(The exercise)
Print every line of the listing exactly, please.

-- Data for processing start --

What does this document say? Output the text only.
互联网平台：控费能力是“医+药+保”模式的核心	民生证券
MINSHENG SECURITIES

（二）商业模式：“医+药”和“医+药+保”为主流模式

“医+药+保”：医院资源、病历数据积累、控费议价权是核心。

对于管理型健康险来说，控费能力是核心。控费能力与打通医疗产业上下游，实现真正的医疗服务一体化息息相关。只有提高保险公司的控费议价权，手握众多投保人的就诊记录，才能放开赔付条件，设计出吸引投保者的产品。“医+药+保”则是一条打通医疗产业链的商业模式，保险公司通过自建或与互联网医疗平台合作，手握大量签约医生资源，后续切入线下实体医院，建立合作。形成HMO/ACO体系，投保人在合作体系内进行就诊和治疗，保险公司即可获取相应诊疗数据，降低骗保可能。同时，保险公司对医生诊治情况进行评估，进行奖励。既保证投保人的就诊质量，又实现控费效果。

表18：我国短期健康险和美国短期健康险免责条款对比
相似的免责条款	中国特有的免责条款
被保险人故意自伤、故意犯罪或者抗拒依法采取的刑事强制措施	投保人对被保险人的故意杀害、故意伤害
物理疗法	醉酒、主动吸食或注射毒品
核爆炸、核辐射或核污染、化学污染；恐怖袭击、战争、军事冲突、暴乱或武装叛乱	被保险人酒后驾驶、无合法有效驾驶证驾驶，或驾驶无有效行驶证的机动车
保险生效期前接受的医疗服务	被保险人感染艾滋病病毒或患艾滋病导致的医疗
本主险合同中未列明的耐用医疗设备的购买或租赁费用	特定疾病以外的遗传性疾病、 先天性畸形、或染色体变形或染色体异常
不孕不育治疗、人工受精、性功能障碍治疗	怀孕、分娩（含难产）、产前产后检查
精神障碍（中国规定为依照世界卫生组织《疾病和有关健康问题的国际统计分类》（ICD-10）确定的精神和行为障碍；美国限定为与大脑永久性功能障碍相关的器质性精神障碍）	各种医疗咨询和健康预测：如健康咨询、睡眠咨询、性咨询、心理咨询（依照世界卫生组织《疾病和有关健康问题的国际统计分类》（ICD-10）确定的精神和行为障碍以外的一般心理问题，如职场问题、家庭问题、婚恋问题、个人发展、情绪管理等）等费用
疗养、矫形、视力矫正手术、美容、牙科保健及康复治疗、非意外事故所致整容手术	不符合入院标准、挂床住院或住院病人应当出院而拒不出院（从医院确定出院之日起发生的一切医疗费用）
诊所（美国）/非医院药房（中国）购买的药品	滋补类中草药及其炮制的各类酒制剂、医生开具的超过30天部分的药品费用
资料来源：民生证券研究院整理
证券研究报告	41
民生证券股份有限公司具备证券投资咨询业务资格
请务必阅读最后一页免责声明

-- Data for processing end --

(Response to the task)
What does this document say? Output the text only.
互联网平台：控费能力是“医+药+保”模式的核心	民生证券
MINSHENG SECURITIES

（二）商业模式：“医+药”和“医+药+保”为主流模式

“医+药+保”：医院资源、病历数据积累、控费议价权是核心。

对于管理型健康险来说，控费能力是核心。控费能力与打通医疗产业上下游，实现真正的医疗服务一体化息息相关。只有提高保险公司的控费议价权，手握众多投保人的就诊记录，才能放开赔付条件，设计出吸引投保者的产品。“医+药+保”则是一条打通医疗产业链的商业模式，保险公司通过自建或与互联网医疗平台合作，手握大量签约医生资源，后续切入线下实体医院，建立合作。形成HMO/ACO体系，投保人在合作体系内进行就诊和治疗，保险公司即可获取相应诊疗数据，降低骗保可能。同时，保险公司对医生诊治情况进行评估，进行奖励。既保证投保人的就诊质量，又实现控费效果。

表18：我国短期健康险和美国短期健康险免责条款对比
相似的免责条款	中国特有的免责条款
被保险人故意自伤、故意犯罪或者抗拒依法采取的刑事强制措施	投保人对被保险人的故意杀害、故意伤害
物理疗法	醉酒、主动吸食或注射毒品
核爆炸、核辐射或核污染、化学污染；恐怖袭击、战争、军事冲突、暴乱或武装叛乱	被保险人酒后驾驶、无合法有效驾驶证驾驶，或驾驶无有效行驶证的机动车
保险生效期前接受的医疗服务	被保险人感染艾滋病病毒或患艾滋病导致的医疗
本主险合同中未列明的耐用医疗设备的购买或租赁费用	特定疾病以外的遗传性疾病、 先天性畸形、或染色体变形或染色体异常
不孕不育治疗、人工受精、性功能障碍治疗	怀孕、分娩（含难产）、产前产后检查
精神障碍（中国规定为依照世界卫生组织《疾病和有关健康问题的国际统计分类》（ICD-10）确定的精神和行为障碍；美国限定为与大脑永久性功能障碍相关的器质性精神障碍）	各种医疗咨询和健康预测：如健康咨询、睡眠咨询、性咨询、心理咨询（依照世界卫生组织《疾病和有关健康问题的国际统计分类》（ICD-10）确定的精神和行为障碍以外的一般心理问题，如职场问题、家庭问题、婚恋问题、个人发展、情绪管理等）等费用
疗养、矫形、视力矫正手术、美容、牙科保健及康复治疗、非意外事故所致整容手术	不符合入院标准、挂床住院或住院病人应当出院而拒不出院（从医院确定出院之日起发生的一切医疗费用）
诊所（美国）/非医院药房（中国）购买的药品	滋补类中草药及其炮制的各类酒制剂、医生开具的超过30天部分的药品费用
资料来源：民生证券研究院整理
证券研究报告	41
民生证券股份有限公司具备证券投资咨询业务资格
请务必阅读最后一页免责声明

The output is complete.